GOAL:
Search the material below for the string "difficilement" and extract each line that has it.

# # #

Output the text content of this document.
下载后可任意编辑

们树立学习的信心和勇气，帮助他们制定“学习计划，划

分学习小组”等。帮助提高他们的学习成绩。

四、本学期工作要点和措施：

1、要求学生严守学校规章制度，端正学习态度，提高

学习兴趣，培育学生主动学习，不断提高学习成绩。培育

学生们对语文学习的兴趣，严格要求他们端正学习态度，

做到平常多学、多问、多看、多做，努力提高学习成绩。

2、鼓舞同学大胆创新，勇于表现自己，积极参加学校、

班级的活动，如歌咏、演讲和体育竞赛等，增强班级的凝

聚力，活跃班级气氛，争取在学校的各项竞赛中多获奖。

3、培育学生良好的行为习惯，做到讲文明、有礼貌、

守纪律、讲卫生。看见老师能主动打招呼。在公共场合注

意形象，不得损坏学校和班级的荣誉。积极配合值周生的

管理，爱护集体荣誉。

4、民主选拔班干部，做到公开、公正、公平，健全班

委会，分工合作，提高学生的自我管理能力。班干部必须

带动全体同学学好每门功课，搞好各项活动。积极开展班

# # #

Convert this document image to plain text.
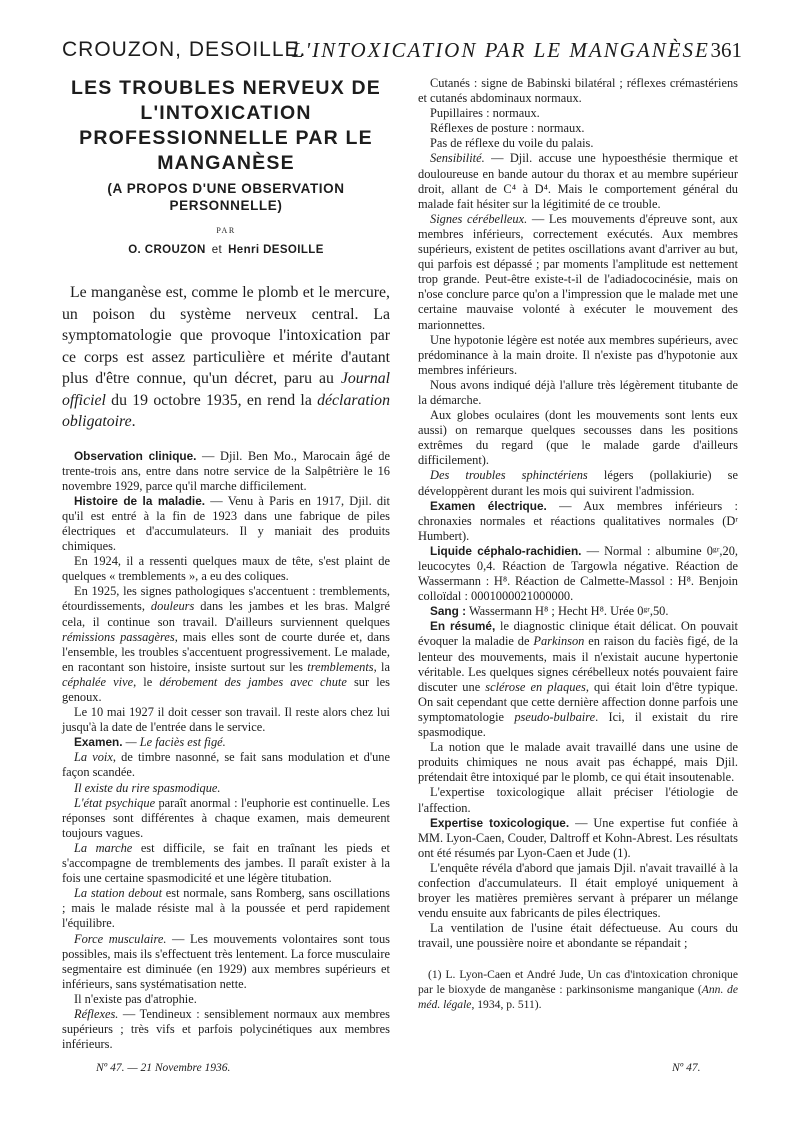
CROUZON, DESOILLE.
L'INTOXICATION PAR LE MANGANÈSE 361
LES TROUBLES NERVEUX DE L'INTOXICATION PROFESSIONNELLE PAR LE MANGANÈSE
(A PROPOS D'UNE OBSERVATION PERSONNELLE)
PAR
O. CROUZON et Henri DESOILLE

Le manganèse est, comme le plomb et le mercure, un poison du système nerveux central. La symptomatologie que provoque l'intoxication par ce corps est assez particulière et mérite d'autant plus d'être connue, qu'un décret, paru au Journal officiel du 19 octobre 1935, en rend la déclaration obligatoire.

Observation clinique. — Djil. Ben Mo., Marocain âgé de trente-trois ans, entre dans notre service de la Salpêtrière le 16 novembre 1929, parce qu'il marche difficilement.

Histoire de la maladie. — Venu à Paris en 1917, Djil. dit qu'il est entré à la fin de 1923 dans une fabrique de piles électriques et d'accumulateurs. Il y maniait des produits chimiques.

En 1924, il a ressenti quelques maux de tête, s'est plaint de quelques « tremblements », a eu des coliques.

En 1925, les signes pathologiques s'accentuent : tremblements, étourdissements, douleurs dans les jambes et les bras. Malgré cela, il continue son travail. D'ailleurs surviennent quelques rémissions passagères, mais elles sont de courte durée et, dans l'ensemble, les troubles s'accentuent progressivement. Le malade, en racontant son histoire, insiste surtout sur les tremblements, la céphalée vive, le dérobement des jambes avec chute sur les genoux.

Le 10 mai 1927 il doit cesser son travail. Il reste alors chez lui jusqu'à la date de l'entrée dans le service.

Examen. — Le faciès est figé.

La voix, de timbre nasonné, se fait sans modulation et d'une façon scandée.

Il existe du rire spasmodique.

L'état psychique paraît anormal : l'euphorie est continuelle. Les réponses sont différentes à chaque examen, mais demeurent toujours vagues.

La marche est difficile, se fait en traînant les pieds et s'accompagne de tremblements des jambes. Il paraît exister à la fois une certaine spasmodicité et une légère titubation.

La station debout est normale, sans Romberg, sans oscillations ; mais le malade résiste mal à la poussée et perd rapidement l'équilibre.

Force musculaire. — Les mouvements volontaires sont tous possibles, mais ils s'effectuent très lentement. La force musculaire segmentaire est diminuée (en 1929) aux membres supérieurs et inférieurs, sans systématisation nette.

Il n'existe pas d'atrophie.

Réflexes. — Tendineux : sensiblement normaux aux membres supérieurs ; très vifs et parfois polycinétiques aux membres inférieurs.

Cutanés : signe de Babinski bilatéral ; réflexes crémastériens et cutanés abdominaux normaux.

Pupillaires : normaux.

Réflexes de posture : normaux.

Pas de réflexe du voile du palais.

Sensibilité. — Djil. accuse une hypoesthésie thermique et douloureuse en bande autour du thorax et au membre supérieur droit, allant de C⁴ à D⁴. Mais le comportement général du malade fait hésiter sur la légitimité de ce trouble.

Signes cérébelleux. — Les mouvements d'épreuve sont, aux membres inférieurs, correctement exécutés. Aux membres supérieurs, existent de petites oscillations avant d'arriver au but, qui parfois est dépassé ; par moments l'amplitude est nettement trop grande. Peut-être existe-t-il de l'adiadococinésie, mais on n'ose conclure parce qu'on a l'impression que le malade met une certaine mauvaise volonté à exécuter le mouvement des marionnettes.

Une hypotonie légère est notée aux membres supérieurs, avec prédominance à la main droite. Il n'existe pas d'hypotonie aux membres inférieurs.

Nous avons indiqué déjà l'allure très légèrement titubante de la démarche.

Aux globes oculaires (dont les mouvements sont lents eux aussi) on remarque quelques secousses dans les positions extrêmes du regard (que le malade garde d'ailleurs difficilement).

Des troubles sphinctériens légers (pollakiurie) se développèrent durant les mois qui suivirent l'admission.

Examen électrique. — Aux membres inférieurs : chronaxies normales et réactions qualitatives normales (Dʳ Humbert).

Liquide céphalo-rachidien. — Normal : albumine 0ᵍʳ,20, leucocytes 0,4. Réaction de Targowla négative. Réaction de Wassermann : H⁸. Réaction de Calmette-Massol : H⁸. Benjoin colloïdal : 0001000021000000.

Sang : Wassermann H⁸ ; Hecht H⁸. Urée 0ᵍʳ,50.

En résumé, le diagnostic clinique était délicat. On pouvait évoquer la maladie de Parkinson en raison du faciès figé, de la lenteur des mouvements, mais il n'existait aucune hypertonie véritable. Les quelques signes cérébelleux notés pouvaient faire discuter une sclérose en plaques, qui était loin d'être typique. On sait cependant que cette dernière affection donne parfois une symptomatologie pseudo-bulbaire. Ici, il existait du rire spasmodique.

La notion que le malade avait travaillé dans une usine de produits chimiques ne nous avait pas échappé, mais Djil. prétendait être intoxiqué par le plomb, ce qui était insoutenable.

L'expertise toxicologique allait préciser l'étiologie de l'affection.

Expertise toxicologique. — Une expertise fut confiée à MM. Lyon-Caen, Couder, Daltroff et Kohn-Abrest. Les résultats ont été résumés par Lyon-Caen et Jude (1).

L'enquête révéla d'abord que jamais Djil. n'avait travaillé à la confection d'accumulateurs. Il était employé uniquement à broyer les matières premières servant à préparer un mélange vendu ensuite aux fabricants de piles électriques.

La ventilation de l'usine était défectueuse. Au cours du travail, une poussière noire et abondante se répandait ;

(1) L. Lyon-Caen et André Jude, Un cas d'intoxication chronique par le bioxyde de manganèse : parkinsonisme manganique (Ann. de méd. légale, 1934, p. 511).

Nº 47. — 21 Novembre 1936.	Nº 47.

# # #

THE COMPLETED TASK:
Observation clinique. — Djil. Ben Mo., Marocain âgé de trente-trois ans, entre dans notre service de la Salpêtrière le 16 novembre 1929, parce qu'il marche difficilement.
Aux globes oculaires (dont les mouvements sont lents eux aussi) on remarque quelques secousses dans les positions extrêmes du regard (que le malade garde d'ailleurs difficilement).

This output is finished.